**WHAT TO PRODUCE**: Leave out the pictures and repeat the rest of the material exactly.

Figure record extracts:
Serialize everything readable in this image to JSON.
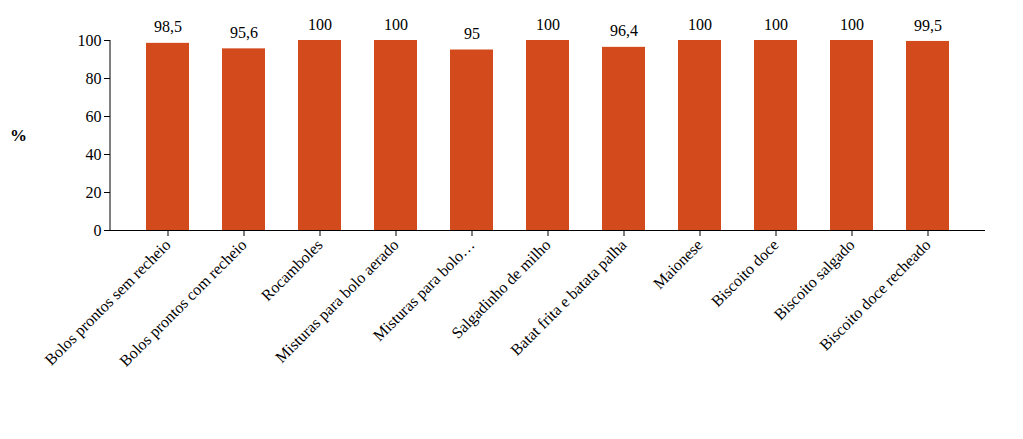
{
  "chart_data": {
    "type": "bar",
    "y_label": "%",
    "categories": [
      "Bolos prontos sem recheio",
      "Bolos prontos com recheio",
      "Rocamboles",
      "Misturas para bolo aerado",
      "Misturas para bolo…",
      "Salgadinho de milho",
      "Batat frita e batata palha",
      "Maionese",
      "Biscoito doce",
      "Biscoito salgado",
      "Biscoito doce recheado"
    ],
    "values": [
      98.5,
      95.6,
      100,
      100,
      95,
      100,
      96.4,
      100,
      100,
      100,
      99.5
    ],
    "value_labels": [
      "98,5",
      "95,6",
      "100",
      "100",
      "95",
      "100",
      "96,4",
      "100",
      "100",
      "100",
      "99,5"
    ],
    "color": "#d34a1c",
    "ylim": [
      0,
      100
    ],
    "yticks": [
      0,
      20,
      40,
      60,
      80,
      100
    ],
    "grid": false,
    "data_labels": true
  }
}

**TASK SOLUTION**:
Serialize everything readable in this image to JSON.
{
  "chart_data": {
    "type": "bar",
    "y_label": "%",
    "categories": [
      "Bolos prontos sem recheio",
      "Bolos prontos com recheio",
      "Rocamboles",
      "Misturas para bolo aerado",
      "Misturas para bolo…",
      "Salgadinho de milho",
      "Batat frita e batata palha",
      "Maionese",
      "Biscoito doce",
      "Biscoito salgado",
      "Biscoito doce recheado"
    ],
    "values": [
      98.5,
      95.6,
      100,
      100,
      95,
      100,
      96.4,
      100,
      100,
      100,
      99.5
    ],
    "value_labels": [
      "98,5",
      "95,6",
      "100",
      "100",
      "95",
      "100",
      "96,4",
      "100",
      "100",
      "100",
      "99,5"
    ],
    "color": "#d34a1c",
    "ylim": [
      0,
      100
    ],
    "yticks": [
      0,
      20,
      40,
      60,
      80,
      100
    ],
    "grid": false,
    "data_labels": true
  }
}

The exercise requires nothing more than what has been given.